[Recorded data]
------------

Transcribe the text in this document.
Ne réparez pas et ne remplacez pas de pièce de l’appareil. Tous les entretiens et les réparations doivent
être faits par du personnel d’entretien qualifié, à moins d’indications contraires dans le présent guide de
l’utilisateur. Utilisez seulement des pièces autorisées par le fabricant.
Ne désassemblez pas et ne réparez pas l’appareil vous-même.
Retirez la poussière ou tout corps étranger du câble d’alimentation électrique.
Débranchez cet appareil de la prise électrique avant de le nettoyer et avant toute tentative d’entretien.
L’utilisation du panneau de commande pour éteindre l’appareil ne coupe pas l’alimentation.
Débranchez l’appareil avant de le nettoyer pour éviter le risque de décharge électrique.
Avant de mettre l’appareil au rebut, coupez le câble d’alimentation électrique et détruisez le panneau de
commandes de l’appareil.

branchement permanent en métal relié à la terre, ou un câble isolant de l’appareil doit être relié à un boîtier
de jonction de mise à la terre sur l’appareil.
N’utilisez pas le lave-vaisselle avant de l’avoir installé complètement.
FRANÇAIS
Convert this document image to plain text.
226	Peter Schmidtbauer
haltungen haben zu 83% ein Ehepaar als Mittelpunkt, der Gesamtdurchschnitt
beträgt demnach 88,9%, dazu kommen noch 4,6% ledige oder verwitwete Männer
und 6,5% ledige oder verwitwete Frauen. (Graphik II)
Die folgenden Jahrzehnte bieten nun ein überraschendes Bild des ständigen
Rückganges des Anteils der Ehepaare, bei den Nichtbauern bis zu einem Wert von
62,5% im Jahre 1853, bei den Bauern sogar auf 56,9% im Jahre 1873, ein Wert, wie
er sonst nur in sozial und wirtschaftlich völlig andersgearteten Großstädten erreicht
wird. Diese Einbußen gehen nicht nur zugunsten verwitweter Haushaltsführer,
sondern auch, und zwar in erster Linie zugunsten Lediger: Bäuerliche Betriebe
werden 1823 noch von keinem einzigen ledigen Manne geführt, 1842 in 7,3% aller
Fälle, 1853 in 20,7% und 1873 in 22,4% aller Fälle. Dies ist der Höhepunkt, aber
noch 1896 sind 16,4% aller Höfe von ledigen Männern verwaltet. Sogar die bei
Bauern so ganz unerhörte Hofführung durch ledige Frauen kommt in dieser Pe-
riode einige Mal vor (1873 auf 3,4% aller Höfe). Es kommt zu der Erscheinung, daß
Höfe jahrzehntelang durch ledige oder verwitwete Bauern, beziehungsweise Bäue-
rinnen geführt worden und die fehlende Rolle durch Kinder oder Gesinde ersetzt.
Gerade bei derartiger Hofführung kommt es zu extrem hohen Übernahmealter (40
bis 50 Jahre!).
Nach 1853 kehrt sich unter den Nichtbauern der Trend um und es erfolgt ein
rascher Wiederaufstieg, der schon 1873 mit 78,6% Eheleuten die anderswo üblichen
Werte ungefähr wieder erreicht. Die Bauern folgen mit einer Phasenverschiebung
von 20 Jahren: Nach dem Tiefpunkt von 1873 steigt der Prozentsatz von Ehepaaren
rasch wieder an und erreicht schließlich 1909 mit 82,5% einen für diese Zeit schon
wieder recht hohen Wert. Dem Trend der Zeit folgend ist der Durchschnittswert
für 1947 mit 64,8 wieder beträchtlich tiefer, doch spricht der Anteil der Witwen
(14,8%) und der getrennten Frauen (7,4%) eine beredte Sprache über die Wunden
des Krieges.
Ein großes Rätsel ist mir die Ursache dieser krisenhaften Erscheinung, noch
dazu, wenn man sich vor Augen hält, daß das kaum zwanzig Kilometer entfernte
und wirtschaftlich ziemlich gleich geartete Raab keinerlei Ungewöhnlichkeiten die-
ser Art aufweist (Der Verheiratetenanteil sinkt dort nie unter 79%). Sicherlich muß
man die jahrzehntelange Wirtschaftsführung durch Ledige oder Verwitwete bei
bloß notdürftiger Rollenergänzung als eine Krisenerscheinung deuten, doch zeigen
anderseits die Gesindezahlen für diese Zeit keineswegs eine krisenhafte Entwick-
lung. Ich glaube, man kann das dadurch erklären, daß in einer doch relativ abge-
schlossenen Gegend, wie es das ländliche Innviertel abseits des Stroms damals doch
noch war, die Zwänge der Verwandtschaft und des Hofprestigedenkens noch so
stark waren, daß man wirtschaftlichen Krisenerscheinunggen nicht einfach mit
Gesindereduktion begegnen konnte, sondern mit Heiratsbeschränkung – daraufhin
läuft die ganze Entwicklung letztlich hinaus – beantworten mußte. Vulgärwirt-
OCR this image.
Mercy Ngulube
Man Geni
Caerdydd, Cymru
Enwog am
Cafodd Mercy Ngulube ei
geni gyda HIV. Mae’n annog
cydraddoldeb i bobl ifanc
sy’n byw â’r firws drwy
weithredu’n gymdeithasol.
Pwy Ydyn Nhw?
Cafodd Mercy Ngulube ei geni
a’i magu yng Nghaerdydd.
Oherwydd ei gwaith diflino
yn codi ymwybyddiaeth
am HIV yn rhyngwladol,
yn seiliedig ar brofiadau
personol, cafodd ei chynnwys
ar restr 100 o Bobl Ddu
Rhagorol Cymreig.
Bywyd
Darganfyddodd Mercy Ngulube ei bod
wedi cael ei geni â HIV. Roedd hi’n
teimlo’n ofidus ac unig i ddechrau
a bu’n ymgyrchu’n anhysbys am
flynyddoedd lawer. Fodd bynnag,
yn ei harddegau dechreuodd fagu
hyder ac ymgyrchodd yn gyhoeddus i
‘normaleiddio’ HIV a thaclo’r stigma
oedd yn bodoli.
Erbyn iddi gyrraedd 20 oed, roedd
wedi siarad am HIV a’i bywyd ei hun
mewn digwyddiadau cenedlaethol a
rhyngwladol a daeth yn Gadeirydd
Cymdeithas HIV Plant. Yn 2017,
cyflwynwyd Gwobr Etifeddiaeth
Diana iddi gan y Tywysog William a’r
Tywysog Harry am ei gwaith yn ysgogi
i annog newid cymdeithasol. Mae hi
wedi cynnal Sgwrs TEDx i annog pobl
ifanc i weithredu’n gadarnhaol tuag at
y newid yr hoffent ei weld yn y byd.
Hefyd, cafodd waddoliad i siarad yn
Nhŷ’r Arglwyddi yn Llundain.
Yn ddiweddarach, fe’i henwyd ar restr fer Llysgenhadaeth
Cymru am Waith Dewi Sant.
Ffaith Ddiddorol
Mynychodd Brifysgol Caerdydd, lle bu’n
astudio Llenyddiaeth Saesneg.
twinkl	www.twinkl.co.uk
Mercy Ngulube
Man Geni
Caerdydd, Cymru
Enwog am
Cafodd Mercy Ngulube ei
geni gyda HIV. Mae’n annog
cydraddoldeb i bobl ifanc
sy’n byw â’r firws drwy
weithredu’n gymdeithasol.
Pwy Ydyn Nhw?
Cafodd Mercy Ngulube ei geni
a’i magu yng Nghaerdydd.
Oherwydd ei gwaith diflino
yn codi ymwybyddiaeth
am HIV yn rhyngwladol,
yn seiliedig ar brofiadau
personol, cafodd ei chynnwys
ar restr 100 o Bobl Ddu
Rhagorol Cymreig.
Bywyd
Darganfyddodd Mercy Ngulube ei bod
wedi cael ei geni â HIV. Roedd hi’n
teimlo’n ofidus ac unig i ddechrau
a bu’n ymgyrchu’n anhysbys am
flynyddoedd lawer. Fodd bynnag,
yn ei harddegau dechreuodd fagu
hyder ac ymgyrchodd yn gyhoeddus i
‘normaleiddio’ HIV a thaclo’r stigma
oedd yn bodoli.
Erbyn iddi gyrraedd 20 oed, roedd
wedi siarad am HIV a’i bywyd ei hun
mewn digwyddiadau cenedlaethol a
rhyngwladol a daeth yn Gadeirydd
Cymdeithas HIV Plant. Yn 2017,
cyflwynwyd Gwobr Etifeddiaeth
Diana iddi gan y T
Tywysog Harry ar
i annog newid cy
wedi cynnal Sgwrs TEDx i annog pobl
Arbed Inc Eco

------------

Using the material above, copy every line in which the string "Zeit" occurs.

rasch wieder an und erreicht schließlich 1909 mit 82,5% einen für diese Zeit schon
wieder recht hohen Wert. Dem Trend der Zeit folgend ist der Durchschnittswert
anderseits die Gesindezahlen für diese Zeit keineswegs eine krisenhafte Entwick-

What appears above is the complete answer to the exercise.